Problem description: Every line below should be copied exactly; drop the pictures.
▬▬▬▬▬▬▬▬▬▬
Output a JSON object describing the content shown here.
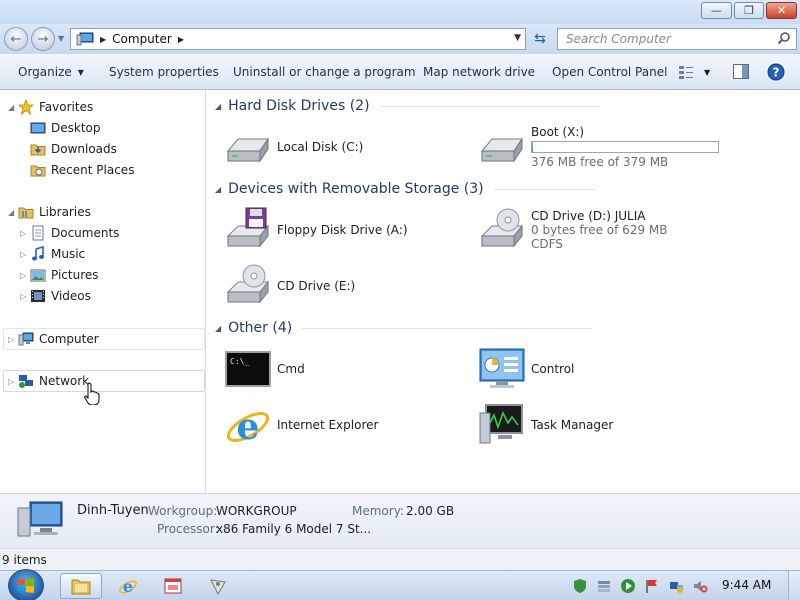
{
  "window": {
    "minimize_glyph": "—",
    "maximize_glyph": "❐",
    "close_glyph": "✕"
  },
  "address": {
    "location": "Computer",
    "search_placeholder": "Search Computer"
  },
  "toolbar": {
    "organize": "Organize",
    "system_properties": "System properties",
    "uninstall": "Uninstall or change a program",
    "map_drive": "Map network drive",
    "control_panel": "Open Control Panel"
  },
  "navpane": {
    "favorites": "Favorites",
    "desktop": "Desktop",
    "downloads": "Downloads",
    "recent": "Recent Places",
    "libraries": "Libraries",
    "documents": "Documents",
    "music": "Music",
    "pictures": "Pictures",
    "videos": "Videos",
    "computer": "Computer",
    "network": "Network"
  },
  "content": {
    "groups": {
      "hdd": "Hard Disk Drives (2)",
      "removable": "Devices with Removable Storage (3)",
      "other": "Other (4)"
    },
    "items": {
      "local_disk": {
        "name": "Local Disk (C:)"
      },
      "boot": {
        "name": "Boot (X:)",
        "free": "376 MB free of 379 MB",
        "used_fraction": 0.008
      },
      "floppy": {
        "name": "Floppy Disk Drive (A:)"
      },
      "cd_d": {
        "name": "CD Drive (D:) JULIA",
        "free": "0 bytes free of 629 MB",
        "fs": "CDFS"
      },
      "cd_e": {
        "name": "CD Drive (E:)"
      },
      "cmd": {
        "name": "Cmd",
        "screen_text": "C:\\_"
      },
      "control": {
        "name": "Control"
      },
      "ie": {
        "name": "Internet Explorer"
      },
      "taskmgr": {
        "name": "Task Manager"
      }
    }
  },
  "details": {
    "computer_name": "Dinh-Tuyen",
    "workgroup_label": "Workgroup:",
    "workgroup": "WORKGROUP",
    "memory_label": "Memory:",
    "memory": "2.00 GB",
    "processor_label": "Processor:",
    "processor": "x86 Family 6 Model 7 St..."
  },
  "status": {
    "items": "9 items"
  },
  "taskbar": {
    "clock": "9:44 AM"
  },
  "colors": {
    "accent": "#1e3a6e",
    "capacity_fill": "#1f8fd0"
  }
}
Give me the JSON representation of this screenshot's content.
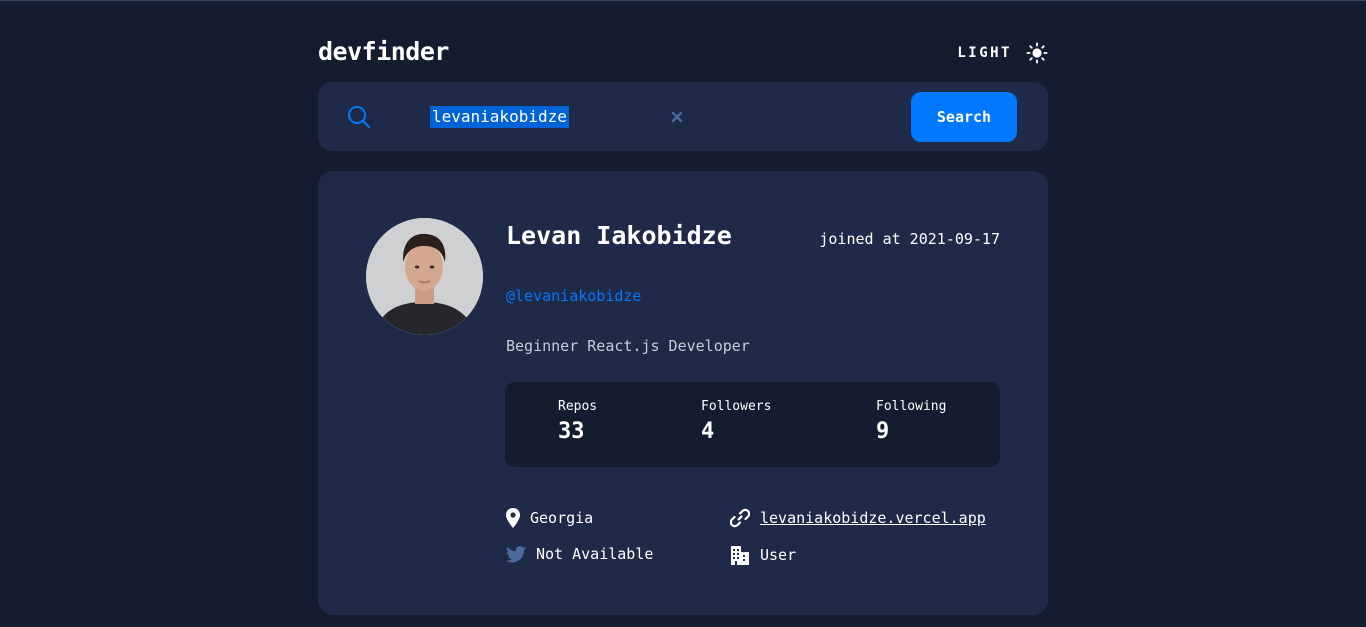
{
  "header": {
    "logo": "devfinder",
    "theme_label": "LIGHT",
    "theme_icon": "sun-icon"
  },
  "search": {
    "value": "levaniakobidze",
    "button_label": "Search",
    "icon": "search-icon",
    "clear_icon": "close-icon"
  },
  "profile": {
    "name": "Levan Iakobidze",
    "joined": "joined at 2021-09-17",
    "login": "@levaniakobidze",
    "bio": "Beginner React.js Developer",
    "stats": {
      "repos_label": "Repos",
      "repos": "33",
      "followers_label": "Followers",
      "followers": "4",
      "following_label": "Following",
      "following": "9"
    },
    "location": "Georgia",
    "twitter": "Not Available",
    "blog": "levaniakobidze.vercel.app",
    "company": "User"
  },
  "colors": {
    "background": "#141d2f",
    "card": "#1e2a47",
    "accent": "#0079ff",
    "text": "#ffffff"
  }
}
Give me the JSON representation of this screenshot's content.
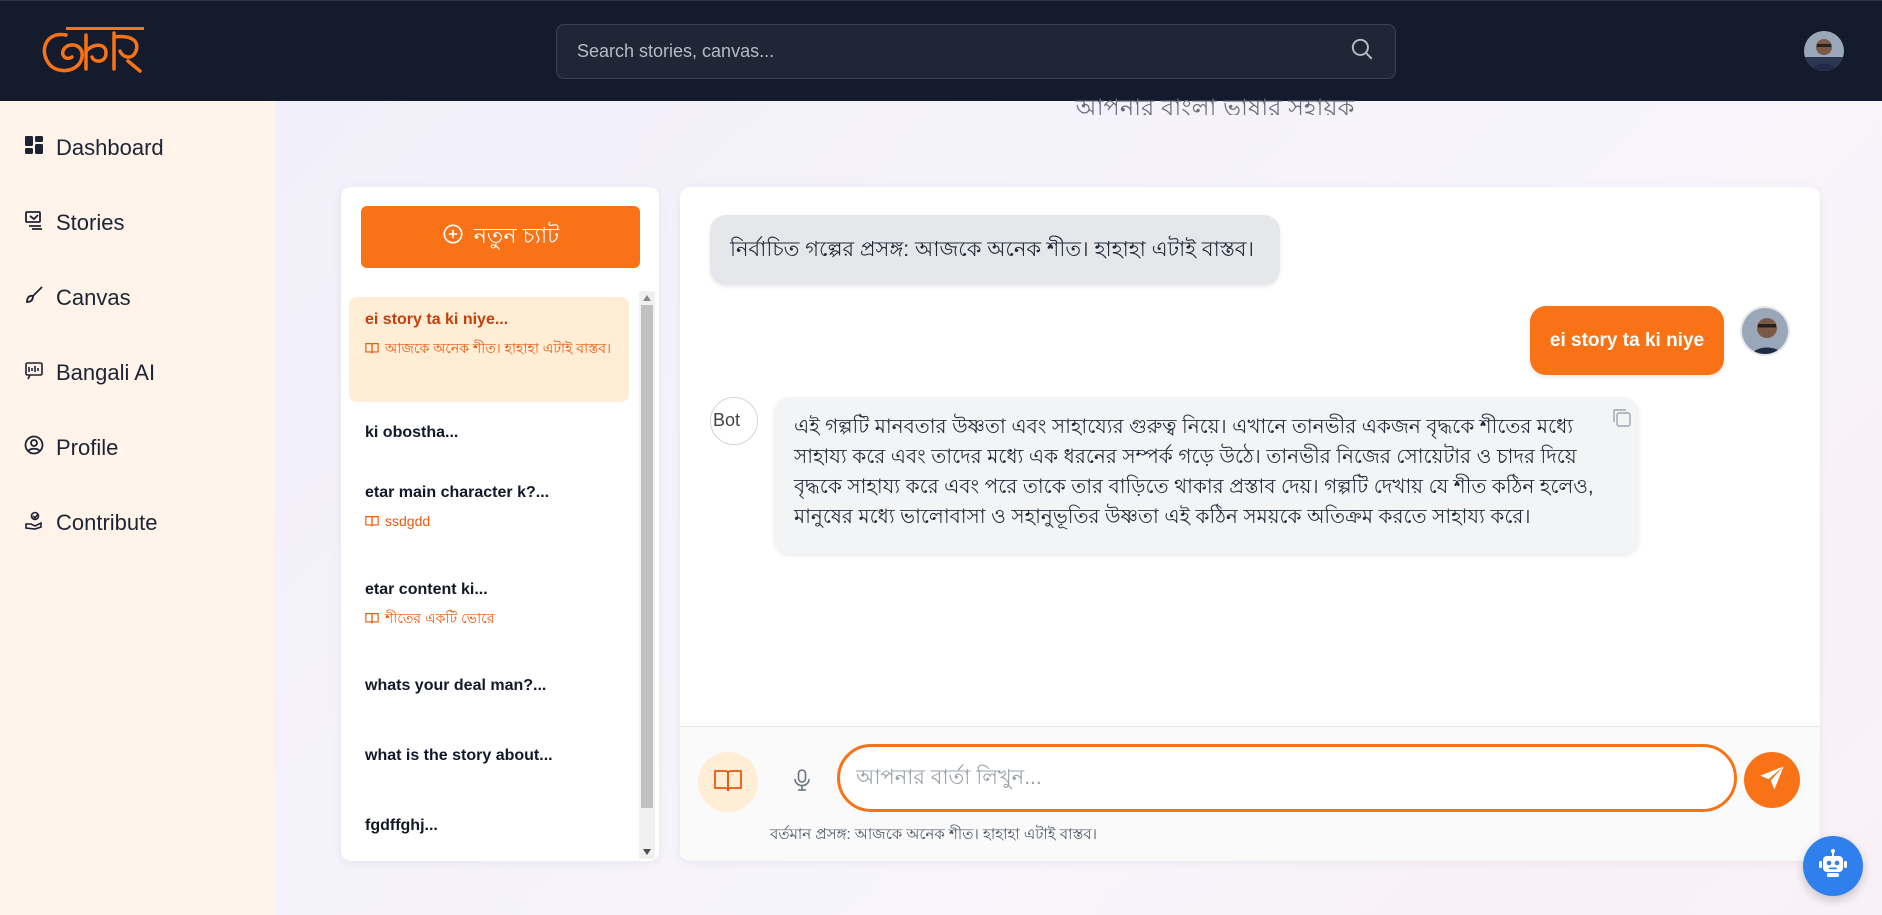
{
  "topbar": {
    "logo_text": "অক্ষর",
    "search_placeholder": "Search stories, canvas..."
  },
  "sidebar": {
    "items": [
      {
        "label": "Dashboard",
        "icon": "dashboard-icon"
      },
      {
        "label": "Stories",
        "icon": "stories-icon"
      },
      {
        "label": "Canvas",
        "icon": "brush-icon"
      },
      {
        "label": "Bangali AI",
        "icon": "ai-chip-icon"
      },
      {
        "label": "Profile",
        "icon": "user-circle-icon"
      },
      {
        "label": "Contribute",
        "icon": "contribute-icon"
      }
    ]
  },
  "main": {
    "subtitle": "আপনার বাংলা ভাষার সহায়ক"
  },
  "chat_list": {
    "new_chat_label": "নতুন চ্যাট",
    "items": [
      {
        "title": "ei story ta ki niye...",
        "context": "আজকে অনেক শীত। হাহাহা এটাই বাস্তব।",
        "active": true
      },
      {
        "title": "ki obostha...",
        "context": ""
      },
      {
        "title": "etar main character k?...",
        "context": "ssdgdd"
      },
      {
        "title": "etar content ki...",
        "context": "শীতের একটি ভোরে"
      },
      {
        "title": "whats your deal man?...",
        "context": ""
      },
      {
        "title": "what is the story about...",
        "context": ""
      },
      {
        "title": "fgdffghj...",
        "context": ""
      }
    ]
  },
  "conversation": {
    "context_message": "নির্বাচিত গল্পের প্রসঙ্গ: আজকে অনেক শীত। হাহাহা এটাই বাস্তব।",
    "user_message": "ei story ta ki niye",
    "bot_avatar_alt": "Bot",
    "bot_message": "এই গল্পটি মানবতার উষ্ণতা এবং সাহায্যের গুরুত্ব নিয়ে। এখানে তানভীর একজন বৃদ্ধকে শীতের মধ্যে সাহায্য করে এবং তাদের মধ্যে এক ধরনের সম্পর্ক গড়ে উঠে। তানভীর নিজের সোয়েটার ও চাদর দিয়ে বৃদ্ধকে সাহায্য করে এবং পরে তাকে তার বাড়িতে থাকার প্রস্তাব দেয়। গল্পটি দেখায় যে শীত কঠিন হলেও, মানুষের মধ্যে ভালোবাসা ও সহানুভূতির উষ্ণতা এই কঠিন সময়কে অতিক্রম করতে সাহায্য করে।",
    "input_placeholder": "আপনার বার্তা লিখুন...",
    "context_note": "বর্তমান প্রসঙ্গ: আজকে অনেক শীত। হাহাহা এটাই বাস্তব।"
  },
  "colors": {
    "accent": "#f97316",
    "topbar": "#131b2d",
    "sidebar": "#fff3ea",
    "fab": "#2f80ed"
  }
}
▬▬▬▬▬▬▬▬▬▬
Complete response:
Output a JSON object describing the content shown here.
{
  "window": {
    "minimize_glyph": "—",
    "maximize_glyph": "❐",
    "close_glyph": "✕"
  },
  "address": {
    "location": "Computer",
    "search_placeholder": "Search Computer"
  },
  "toolbar": {
    "organize": "Organize",
    "system_properties": "System properties",
    "uninstall": "Uninstall or change a program",
    "map_drive": "Map network drive",
    "control_panel": "Open Control Panel"
  },
  "navpane": {
    "favorites": "Favorites",
    "desktop": "Desktop",
    "downloads": "Downloads",
    "recent": "Recent Places",
    "libraries": "Libraries",
    "documents": "Documents",
    "music": "Music",
    "pictures": "Pictures",
    "videos": "Videos",
    "computer": "Computer",
    "network": "Network"
  },
  "content": {
    "groups": {
      "hdd": "Hard Disk Drives (2)",
      "removable": "Devices with Removable Storage (3)",
      "other": "Other (4)"
    },
    "items": {
      "local_disk": {
        "name": "Local Disk (C:)"
      },
      "boot": {
        "name": "Boot (X:)",
        "free": "376 MB free of 379 MB",
        "used_fraction": 0.008
      },
      "floppy": {
        "name": "Floppy Disk Drive (A:)"
      },
      "cd_d": {
        "name": "CD Drive (D:) JULIA",
        "free": "0 bytes free of 629 MB",
        "fs": "CDFS"
      },
      "cd_e": {
        "name": "CD Drive (E:)"
      },
      "cmd": {
        "name": "Cmd",
        "screen_text": "C:\\_"
      },
      "control": {
        "name": "Control"
      },
      "ie": {
        "name": "Internet Explorer"
      },
      "taskmgr": {
        "name": "Task Manager"
      }
    }
  },
  "details": {
    "computer_name": "Dinh-Tuyen",
    "workgroup_label": "Workgroup:",
    "workgroup": "WORKGROUP",
    "memory_label": "Memory:",
    "memory": "2.00 GB",
    "processor_label": "Processor:",
    "processor": "x86 Family 6 Model 7 St..."
  },
  "status": {
    "items": "9 items"
  },
  "taskbar": {
    "clock": "9:44 AM"
  },
  "colors": {
    "accent": "#1e3a6e",
    "capacity_fill": "#1f8fd0"
  }
}
Give me the JSON representation of this screenshot's content.
{
  "header": {
    "logo": "devfinder",
    "theme_label": "LIGHT",
    "theme_icon": "sun-icon"
  },
  "search": {
    "value": "levaniakobidze",
    "button_label": "Search",
    "icon": "search-icon",
    "clear_icon": "close-icon"
  },
  "profile": {
    "name": "Levan Iakobidze",
    "joined": "joined at 2021-09-17",
    "login": "@levaniakobidze",
    "bio": "Beginner React.js Developer",
    "stats": {
      "repos_label": "Repos",
      "repos": "33",
      "followers_label": "Followers",
      "followers": "4",
      "following_label": "Following",
      "following": "9"
    },
    "location": "Georgia",
    "twitter": "Not Available",
    "blog": "levaniakobidze.vercel.app",
    "company": "User"
  },
  "colors": {
    "background": "#141d2f",
    "card": "#1e2a47",
    "accent": "#0079ff",
    "text": "#ffffff"
  }
}
Give me the JSON representation of this screenshot's content.
{
  "topbar": {
    "logo_text": "অক্ষর",
    "search_placeholder": "Search stories, canvas..."
  },
  "sidebar": {
    "items": [
      {
        "label": "Dashboard",
        "icon": "dashboard-icon"
      },
      {
        "label": "Stories",
        "icon": "stories-icon"
      },
      {
        "label": "Canvas",
        "icon": "brush-icon"
      },
      {
        "label": "Bangali AI",
        "icon": "ai-chip-icon"
      },
      {
        "label": "Profile",
        "icon": "user-circle-icon"
      },
      {
        "label": "Contribute",
        "icon": "contribute-icon"
      }
    ]
  },
  "main": {
    "subtitle": "আপনার বাংলা ভাষার সহায়ক"
  },
  "chat_list": {
    "new_chat_label": "নতুন চ্যাট",
    "items": [
      {
        "title": "ei story ta ki niye...",
        "context": "আজকে অনেক শীত। হাহাহা এটাই বাস্তব।",
        "active": true
      },
      {
        "title": "ki obostha...",
        "context": ""
      },
      {
        "title": "etar main character k?...",
        "context": "ssdgdd"
      },
      {
        "title": "etar content ki...",
        "context": "শীতের একটি ভোরে"
      },
      {
        "title": "whats your deal man?...",
        "context": ""
      },
      {
        "title": "what is the story about...",
        "context": ""
      },
      {
        "title": "fgdffghj...",
        "context": ""
      }
    ]
  },
  "conversation": {
    "context_message": "নির্বাচিত গল্পের প্রসঙ্গ: আজকে অনেক শীত। হাহাহা এটাই বাস্তব।",
    "user_message": "ei story ta ki niye",
    "bot_avatar_alt": "Bot",
    "bot_message": "এই গল্পটি মানবতার উষ্ণতা এবং সাহায্যের গুরুত্ব নিয়ে। এখানে তানভীর একজন বৃদ্ধকে শীতের মধ্যে সাহায্য করে এবং তাদের মধ্যে এক ধরনের সম্পর্ক গড়ে উঠে। তানভীর নিজের সোয়েটার ও চাদর দিয়ে বৃদ্ধকে সাহায্য করে এবং পরে তাকে তার বাড়িতে থাকার প্রস্তাব দেয়। গল্পটি দেখায় যে শীত কঠিন হলেও, মানুষের মধ্যে ভালোবাসা ও সহানুভূতির উষ্ণতা এই কঠিন সময়কে অতিক্রম করতে সাহায্য করে।",
    "input_placeholder": "আপনার বার্তা লিখুন...",
    "context_note": "বর্তমান প্রসঙ্গ: আজকে অনেক শীত। হাহাহা এটাই বাস্তব।"
  },
  "colors": {
    "accent": "#f97316",
    "topbar": "#131b2d",
    "sidebar": "#fff3ea",
    "fab": "#2f80ed"
  }
}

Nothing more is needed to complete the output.